(Problem requirements):
Check every line below for the word "TPMS" and show those that hold it.

(Input data):

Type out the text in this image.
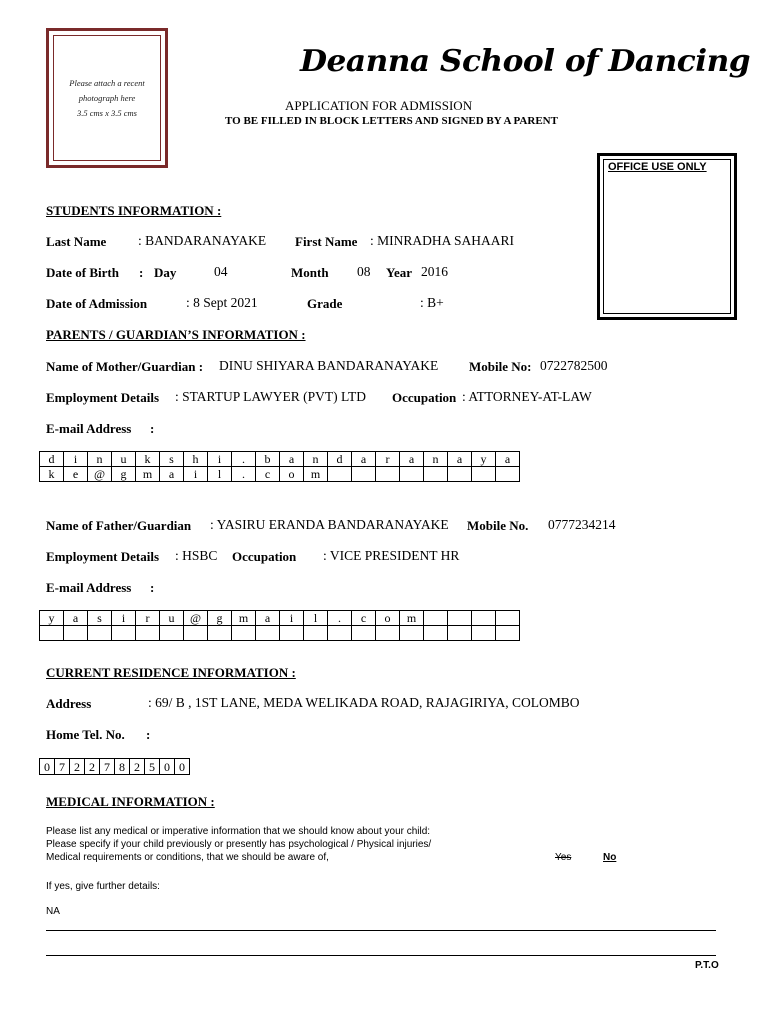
Please attach a recent
photograph here
3.5 cms x 3.5 cms
Deanna School of Dancing
APPLICATION FOR ADMISSION
TO BE FILLED IN BLOCK LETTERS AND SIGNED BY A PARENT
OFFICE USE ONLY
STUDENTS INFORMATION :
Last Name : BANDARANAYAKE First Name : MINRADHA SAHAARI
Date of Birth : Day	04	Month 08 Year 2016
Date of Admission	: 8 Sept 2021	Grade	: B+
PARENTS / GUARDIAN’S INFORMATION :
Name of Mother/Guardian : DINU SHIYARA BANDARANAYAKE Mobile No: 0722782500
Employment Details : STARTUP LAWYER (PVT) LTD Occupation : ATTORNEY-AT-LAW
E-mail Address :
d	i	n	u	k	s	h	i	.	b	a	n	d	a	r	a	n	a	y	a
k	e	@	g	m	a	i	l	.	c	o	m								
Name of Father/Guardian : YASIRU ERANDA BANDARANAYAKE Mobile No. 0777234214
Employment Details : HSBC Occupation : VICE PRESIDENT HR
E-mail Address :
y	a	s	i	r	u	@	g	m	a	i	l	.	c	o	m				

CURRENT RESIDENCE INFORMATION :
Address	: 69/ B , 1ST LANE, MEDA WELIKADA ROAD, RAJAGIRIYA, COLOMBO
Home Tel. No. :
0	7	2	2	7	8	2	5	0	0
MEDICAL INFORMATION :
Please list any medical or imperative information that we should know about your child:
Please specify if your child previously or presently has psychological / Physical injuries/
Medical requirements or conditions, that we should be aware of,	Yes	No
If yes, give further details:
NA
P.T.O
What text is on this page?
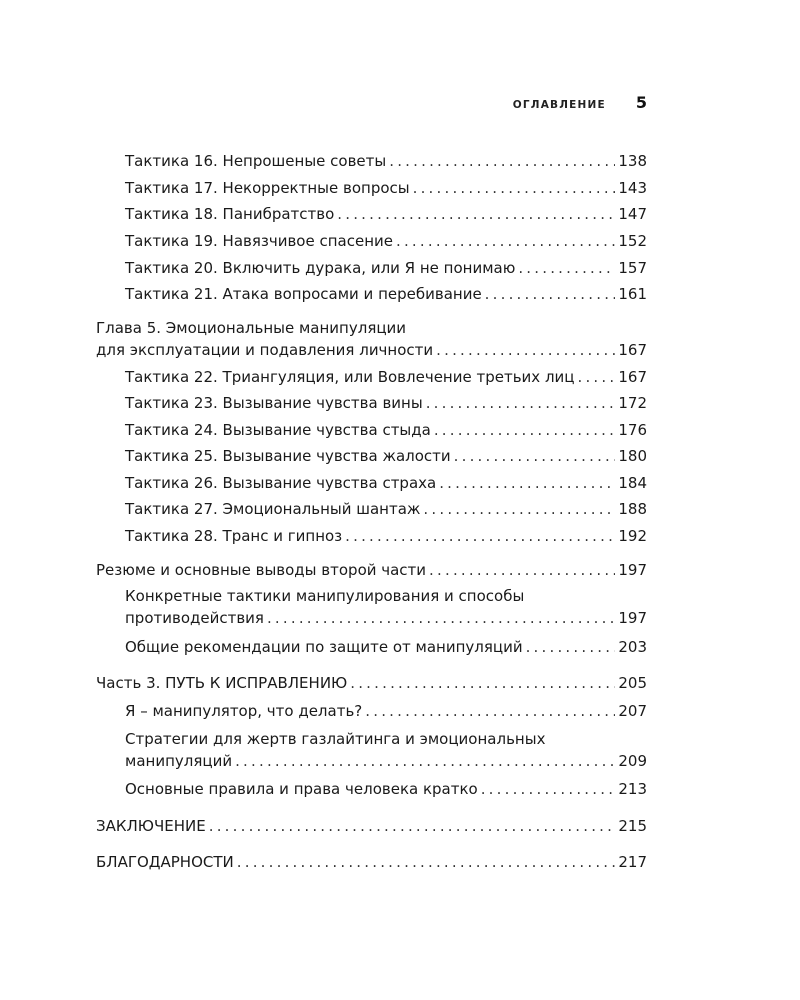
ОГЛАВЛЕНИЕ 5
Тактика 16. Непрошеные советы .....	138
Тактика 17. Некорректные вопросы .....	143
Тактика 18. Панибратство .....	147
Тактика 19. Навязчивое спасение .....	152
Тактика 20. Включить дурака, или Я не понимаю .....	157
Тактика 21. Атака вопросами и перебивание .....	161
Глава 5. Эмоциональные манипуляции
для эксплуатации и подавления личности .....	167
Тактика 22. Триангуляция, или Вовлечение третьих лиц .....	167
Тактика 23. Вызывание чувства вины .....	172
Тактика 24. Вызывание чувства стыда .....	176
Тактика 25. Вызывание чувства жалости .....	180
Тактика 26. Вызывание чувства страха .....	184
Тактика 27. Эмоциональный шантаж .....	188
Тактика 28. Транс и гипноз .....	192
Резюме и основные выводы второй части .....	197
Конкретные тактики манипулирования и способы
противодействия .....	197
Общие рекомендации по защите от манипуляций .....	203
Часть 3. ПУТЬ К ИСПРАВЛЕНИЮ .....	205
Я – манипулятор, что делать? .....	207
Стратегии для жертв газлайтинга и эмоциональных
манипуляций .....	209
Основные правила и права человека кратко .....	213
ЗАКЛЮЧЕНИЕ .....	215
БЛАГОДАРНОСТИ .....	217
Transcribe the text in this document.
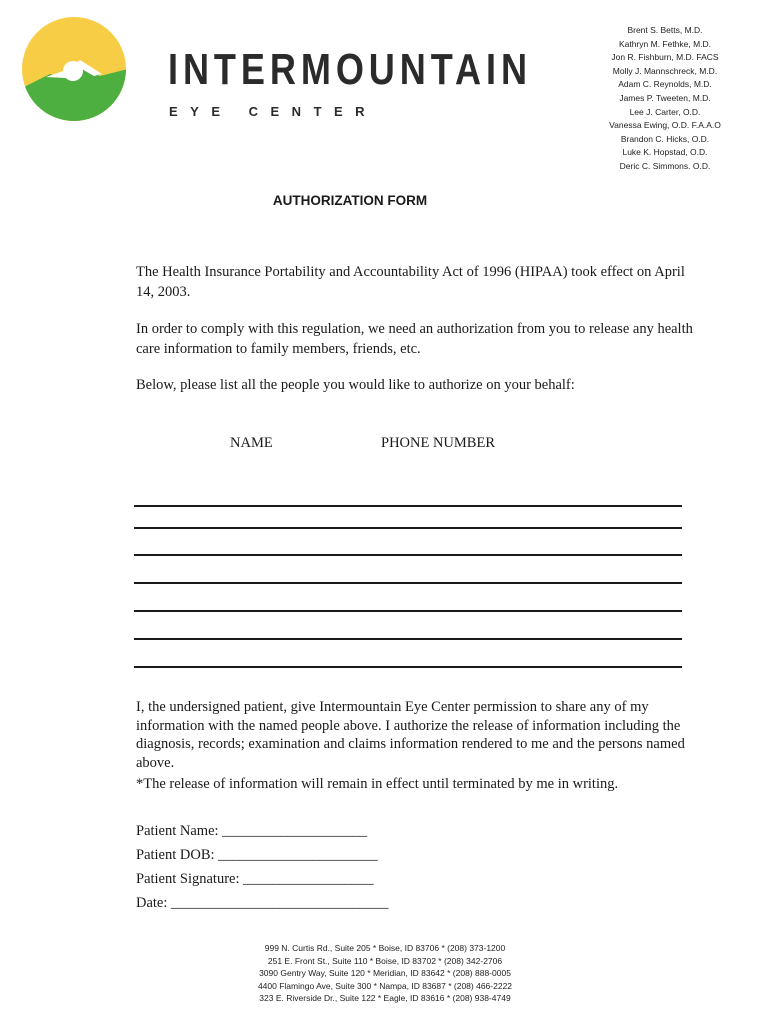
INTERMOUNTAIN
EYE CENTER
Brent S. Betts, M.D.
Kathryn M. Fethke, M.D.
Jon R. Fishburn, M.D. FACS
Molly J. Mannschreck, M.D.
Adam C. Reynolds, M.D.
James P. Tweeten, M.D.
Lee J. Carter, O.D.
Vanessa Ewing, O.D. F.A.A.O
Brandon C. Hicks, O.D.
Luke K. Hopstad, O.D.
Deric C. Simmons. O.D.
AUTHORIZATION FORM
The Health Insurance Portability and Accountability Act of 1996 (HIPAA) took effect on April 14, 2003.
In order to comply with this regulation, we need an authorization from you to release any health care information to family members, friends, etc.
Below, please list all the people you would like to authorize on your behalf:
NAME	PHONE NUMBER
I, the undersigned patient, give Intermountain Eye Center permission to share any of my information with the named people above. I authorize the release of information including the diagnosis, records; examination and claims information rendered to me and the persons named above.
*The release of information will remain in effect until terminated by me in writing.
Patient Name: ____________________
Patient DOB: ______________________
Patient Signature: __________________
Date: ______________________________
999 N. Curtis Rd., Suite 205 * Boise, ID 83706 * (208) 373-1200
251 E. Front St., Suite 110 * Boise, ID 83702 * (208) 342-2706
3090 Gentry Way, Suite 120 * Meridian, ID 83642 * (208) 888-0005
4400 Flamingo Ave, Suite 300 * Nampa, ID 83687 * (208) 466-2222
323 E. Riverside Dr., Suite 122 * Eagle, ID 83616 * (208) 938-4749
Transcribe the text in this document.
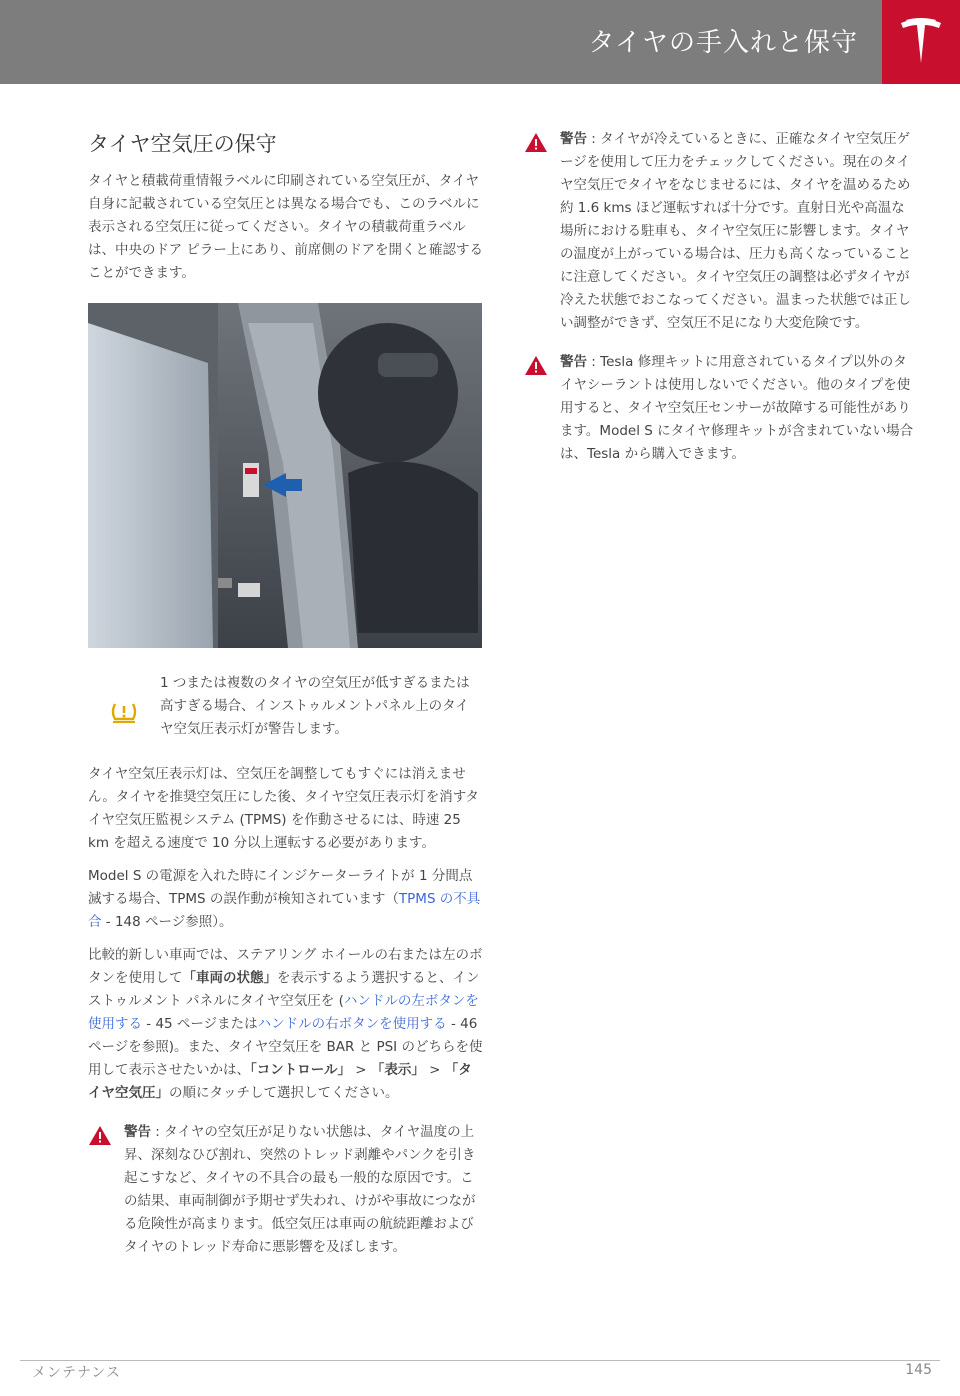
タイヤの手入れと保守
タイヤ空気圧の保守

タイヤと積載荷重情報ラベルに印刷されている空気圧が、タイヤ自身に記載されている空気圧とは異なる場合でも、このラベルに表示される空気圧に従ってください。タイヤの積載荷重ラベルは、中央のドア ピラー上にあり、前席側のドアを開くと確認することができます。

1 つまたは複数のタイヤの空気圧が低すぎるまたは高すぎる場合、インストゥルメントパネル上のタイヤ空気圧表示灯が警告します。

タイヤ空気圧表示灯は、空気圧を調整してもすぐには消えません。タイヤを推奨空気圧にした後、タイヤ空気圧表示灯を消すタイヤ空気圧監視システム (TPMS) を作動させるには、時速 25 km を超える速度で 10 分以上運転する必要があります。

Model S の電源を入れた時にインジケーターライトが 1 分間点滅する場合、TPMS の誤作動が検知されています（TPMS の不具合 - 148 ページ参照）。

比較的新しい車両では、ステアリング ホイールの右または左のボタンを使用して「車両の状態」を表示するよう選択すると、インストゥルメント パネルにタイヤ空気圧を (ハンドルの左ボタンを使用する - 45 ページまたはハンドルの右ボタンを使用する - 46 ページを参照)。また、タイヤ空気圧を BAR と PSI のどちらを使用して表示させたいかは、「コントロール」 > 「表示」 > 「タイヤ空気圧」の順にタッチして選択してください。

警告 : タイヤの空気圧が足りない状態は、タイヤ温度の上昇、深刻なひび割れ、突然のトレッド剥離やパンクを引き起こすなど、タイヤの不具合の最も一般的な原因です。この結果、車両制御が予期せず失われ、けがや事故につながる危険性が高まります。低空気圧は車両の航続距離およびタイヤのトレッド寿命に悪影響を及ぼします。
警告 : タイヤが冷えているときに、正確なタイヤ空気圧ゲージを使用して圧力をチェックしてください。現在のタイヤ空気圧でタイヤをなじませるには、タイヤを温めるため約 1.6 kms ほど運転すれば十分です。直射日光や高温な場所における駐車も、タイヤ空気圧に影響します。タイヤの温度が上がっている場合は、圧力も高くなっていることに注意してください。タイヤ空気圧の調整は必ずタイヤが冷えた状態でおこなってください。温まった状態では正しい調整ができず、空気圧不足になり大変危険です。
警告 : Tesla 修理キットに用意されているタイプ以外のタイヤシーラントは使用しないでください。他のタイプを使用すると、タイヤ空気圧センサーが故障する可能性があります。Model S にタイヤ修理キットが含まれていない場合は、Tesla から購入できます。
メンテナンス	145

(Task result):
タイヤ空気圧表示灯は、空気圧を調整してもすぐには消えません。タイヤを推奨空気圧にした後、タイヤ空気圧表示灯を消すタイヤ空気圧監視システム (TPMS) を作動させるには、時速 25 km を超える速度で 10 分以上運転する必要があります。
Model S の電源を入れた時にインジケーターライトが 1 分間点滅する場合、TPMS の誤作動が検知されています（TPMS の不具合 - 148 ページ参照）。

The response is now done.